_To be done_
Here are some records; return them all exactly.

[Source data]
#####

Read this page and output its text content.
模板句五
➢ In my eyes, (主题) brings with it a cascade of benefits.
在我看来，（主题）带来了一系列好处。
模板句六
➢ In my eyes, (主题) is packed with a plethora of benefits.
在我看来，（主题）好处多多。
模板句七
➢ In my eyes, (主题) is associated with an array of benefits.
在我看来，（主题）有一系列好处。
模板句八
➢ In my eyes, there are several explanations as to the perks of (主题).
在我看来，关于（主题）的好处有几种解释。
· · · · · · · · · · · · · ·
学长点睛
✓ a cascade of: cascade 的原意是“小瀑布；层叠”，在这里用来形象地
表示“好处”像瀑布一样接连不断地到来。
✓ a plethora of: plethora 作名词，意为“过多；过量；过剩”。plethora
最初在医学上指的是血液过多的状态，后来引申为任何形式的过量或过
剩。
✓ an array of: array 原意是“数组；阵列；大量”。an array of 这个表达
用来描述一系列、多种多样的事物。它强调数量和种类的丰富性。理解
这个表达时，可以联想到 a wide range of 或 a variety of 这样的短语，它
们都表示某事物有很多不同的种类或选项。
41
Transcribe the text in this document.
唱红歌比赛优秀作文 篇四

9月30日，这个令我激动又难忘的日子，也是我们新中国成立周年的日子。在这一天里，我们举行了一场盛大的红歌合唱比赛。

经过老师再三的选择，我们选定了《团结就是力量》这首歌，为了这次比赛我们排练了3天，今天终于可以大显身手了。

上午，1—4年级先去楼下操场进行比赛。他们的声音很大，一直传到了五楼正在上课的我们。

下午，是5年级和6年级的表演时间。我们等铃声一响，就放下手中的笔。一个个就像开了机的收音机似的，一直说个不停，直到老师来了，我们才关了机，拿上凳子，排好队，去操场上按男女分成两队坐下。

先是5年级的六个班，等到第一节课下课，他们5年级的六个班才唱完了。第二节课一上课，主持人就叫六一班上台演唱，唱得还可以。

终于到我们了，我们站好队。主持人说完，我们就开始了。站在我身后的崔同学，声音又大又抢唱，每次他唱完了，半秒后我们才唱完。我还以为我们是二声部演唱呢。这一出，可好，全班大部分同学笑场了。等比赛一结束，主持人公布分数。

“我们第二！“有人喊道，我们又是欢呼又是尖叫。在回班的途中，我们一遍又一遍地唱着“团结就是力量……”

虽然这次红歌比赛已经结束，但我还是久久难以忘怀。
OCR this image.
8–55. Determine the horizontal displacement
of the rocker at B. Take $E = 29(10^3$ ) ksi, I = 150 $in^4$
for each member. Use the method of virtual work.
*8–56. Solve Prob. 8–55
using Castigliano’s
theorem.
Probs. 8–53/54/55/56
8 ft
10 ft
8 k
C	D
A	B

#####

_Solution to this exercise_
Read this page and output its text content.
模板句五
➢ In my eyes, (主题) brings with it a cascade of benefits.
在我看来，（主题）带来了一系列好处。
模板句六
➢ In my eyes, (主题) is packed with a plethora of benefits.
在我看来，（主题）好处多多。
模板句七
➢ In my eyes, (主题) is associated with an array of benefits.
在我看来，（主题）有一系列好处。
模板句八
➢ In my eyes, there are several explanations as to the perks of (主题).
在我看来，关于（主题）的好处有几种解释。
· · · · · · · · · · · · · ·
学长点睛
✓ a cascade of: cascade 的原意是“小瀑布；层叠”，在这里用来形象地
表示“好处”像瀑布一样接连不断地到来。
✓ a plethora of: plethora 作名词，意为“过多；过量；过剩”。plethora
最初在医学上指的是血液过多的状态，后来引申为任何形式的过量或过
剩。
✓ an array of: array 原意是“数组；阵列；大量”。an array of 这个表达
用来描述一系列、多种多样的事物。它强调数量和种类的丰富性。理解
这个表达时，可以联想到 a wide range of 或 a variety of 这样的短语，它
们都表示某事物有很多不同的种类或选项。
41
Transcribe the text in this document.
唱红歌比赛优秀作文 篇四

9月30日，这个令我激动又难忘的日子，也是我们新中国成立周年的日子。在这一天里，我们举行了一场盛大的红歌合唱比赛。

经过老师再三的选择，我们选定了《团结就是力量》这首歌，为了这次比赛我们排练了3天，今天终于可以大显身手了。

上午，1—4年级先去楼下操场进行比赛。他们的声音很大，一直传到了五楼正在上课的我们。

下午，是5年级和6年级的表演时间。我们等铃声一响，就放下手中的笔。一个个就像开了机的收音机似的，一直说个不停，直到老师来了，我们才关了机，拿上凳子，排好队，去操场上按男女分成两队坐下。

先是5年级的六个班，等到第一节课下课，他们5年级的六个班才唱完了。第二节课一上课，主持人就叫六一班上台演唱，唱得还可以。

终于到我们了，我们站好队。主持人说完，我们就开始了。站在我身后的崔同学，声音又大又抢唱，每次他唱完了，半秒后我们才唱完。我还以为我们是二声部演唱呢。这一出，可好，全班大部分同学笑场了。等比赛一结束，主持人公布分数。

“我们第二！“有人喊道，我们又是欢呼又是尖叫。在回班的途中，我们一遍又一遍地唱着“团结就是力量……”

虽然这次红歌比赛已经结束，但我还是久久难以忘怀。
OCR this image.
8–55. Determine the horizontal displacement
of the rocker at B. Take $E = 29(10^3$ ) ksi, I = 150 $in^4$
for each member. Use the method of virtual work.
*8–56. Solve Prob. 8–55
using Castigliano’s
theorem.
Probs. 8–53/54/55/56
8 ft
10 ft
8 k
C	D
A	B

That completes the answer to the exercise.